- **What you will do**
Nothing but the data, repeated exactly, belongs in the answer.

[Text content records for pages]
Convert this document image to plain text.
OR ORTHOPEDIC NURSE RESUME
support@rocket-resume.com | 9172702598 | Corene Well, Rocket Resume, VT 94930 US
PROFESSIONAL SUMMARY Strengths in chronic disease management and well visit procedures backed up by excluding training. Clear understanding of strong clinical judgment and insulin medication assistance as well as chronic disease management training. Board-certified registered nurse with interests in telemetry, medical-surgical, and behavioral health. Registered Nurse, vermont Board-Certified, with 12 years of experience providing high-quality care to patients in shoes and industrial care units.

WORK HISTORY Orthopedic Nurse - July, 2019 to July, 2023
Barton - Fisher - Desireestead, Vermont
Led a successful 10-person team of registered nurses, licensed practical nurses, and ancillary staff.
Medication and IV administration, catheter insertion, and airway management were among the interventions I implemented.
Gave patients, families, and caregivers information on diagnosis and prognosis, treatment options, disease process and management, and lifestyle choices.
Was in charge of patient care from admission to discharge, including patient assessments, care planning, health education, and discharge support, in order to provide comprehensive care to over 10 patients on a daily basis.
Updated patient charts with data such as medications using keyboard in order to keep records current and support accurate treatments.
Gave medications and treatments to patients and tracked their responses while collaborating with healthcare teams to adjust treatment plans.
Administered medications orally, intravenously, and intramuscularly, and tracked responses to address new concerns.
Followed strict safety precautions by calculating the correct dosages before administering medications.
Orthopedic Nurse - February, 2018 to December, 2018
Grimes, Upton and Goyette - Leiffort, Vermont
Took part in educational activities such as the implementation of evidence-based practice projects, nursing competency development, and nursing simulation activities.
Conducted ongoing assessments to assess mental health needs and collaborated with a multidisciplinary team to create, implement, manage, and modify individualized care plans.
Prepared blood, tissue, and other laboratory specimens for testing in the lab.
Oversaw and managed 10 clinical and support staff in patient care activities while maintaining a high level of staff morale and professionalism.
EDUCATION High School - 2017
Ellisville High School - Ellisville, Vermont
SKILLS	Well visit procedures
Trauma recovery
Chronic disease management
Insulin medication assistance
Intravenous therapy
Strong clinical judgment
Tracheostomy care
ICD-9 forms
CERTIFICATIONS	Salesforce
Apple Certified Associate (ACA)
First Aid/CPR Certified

- **Result of the exercise**
Convert this document image to plain text.
OR ORTHOPEDIC NURSE RESUME
support@rocket-resume.com | 9172702598 | Corene Well, Rocket Resume, VT 94930 US
PROFESSIONAL SUMMARY Strengths in chronic disease management and well visit procedures backed up by excluding training. Clear understanding of strong clinical judgment and insulin medication assistance as well as chronic disease management training. Board-certified registered nurse with interests in telemetry, medical-surgical, and behavioral health. Registered Nurse, vermont Board-Certified, with 12 years of experience providing high-quality care to patients in shoes and industrial care units.

WORK HISTORY Orthopedic Nurse - July, 2019 to July, 2023
Barton - Fisher - Desireestead, Vermont
Led a successful 10-person team of registered nurses, licensed practical nurses, and ancillary staff.
Medication and IV administration, catheter insertion, and airway management were among the interventions I implemented.
Gave patients, families, and caregivers information on diagnosis and prognosis, treatment options, disease process and management, and lifestyle choices.
Was in charge of patient care from admission to discharge, including patient assessments, care planning, health education, and discharge support, in order to provide comprehensive care to over 10 patients on a daily basis.
Updated patient charts with data such as medications using keyboard in order to keep records current and support accurate treatments.
Gave medications and treatments to patients and tracked their responses while collaborating with healthcare teams to adjust treatment plans.
Administered medications orally, intravenously, and intramuscularly, and tracked responses to address new concerns.
Followed strict safety precautions by calculating the correct dosages before administering medications.
Orthopedic Nurse - February, 2018 to December, 2018
Grimes, Upton and Goyette - Leiffort, Vermont
Took part in educational activities such as the implementation of evidence-based practice projects, nursing competency development, and nursing simulation activities.
Conducted ongoing assessments to assess mental health needs and collaborated with a multidisciplinary team to create, implement, manage, and modify individualized care plans.
Prepared blood, tissue, and other laboratory specimens for testing in the lab.
Oversaw and managed 10 clinical and support staff in patient care activities while maintaining a high level of staff morale and professionalism.
EDUCATION High School - 2017
Ellisville High School - Ellisville, Vermont
SKILLS	Well visit procedures
Trauma recovery
Chronic disease management
Insulin medication assistance
Intravenous therapy
Strong clinical judgment
Tracheostomy care
ICD-9 forms
CERTIFICATIONS	Salesforce
Apple Certified Associate (ACA)
First Aid/CPR Certified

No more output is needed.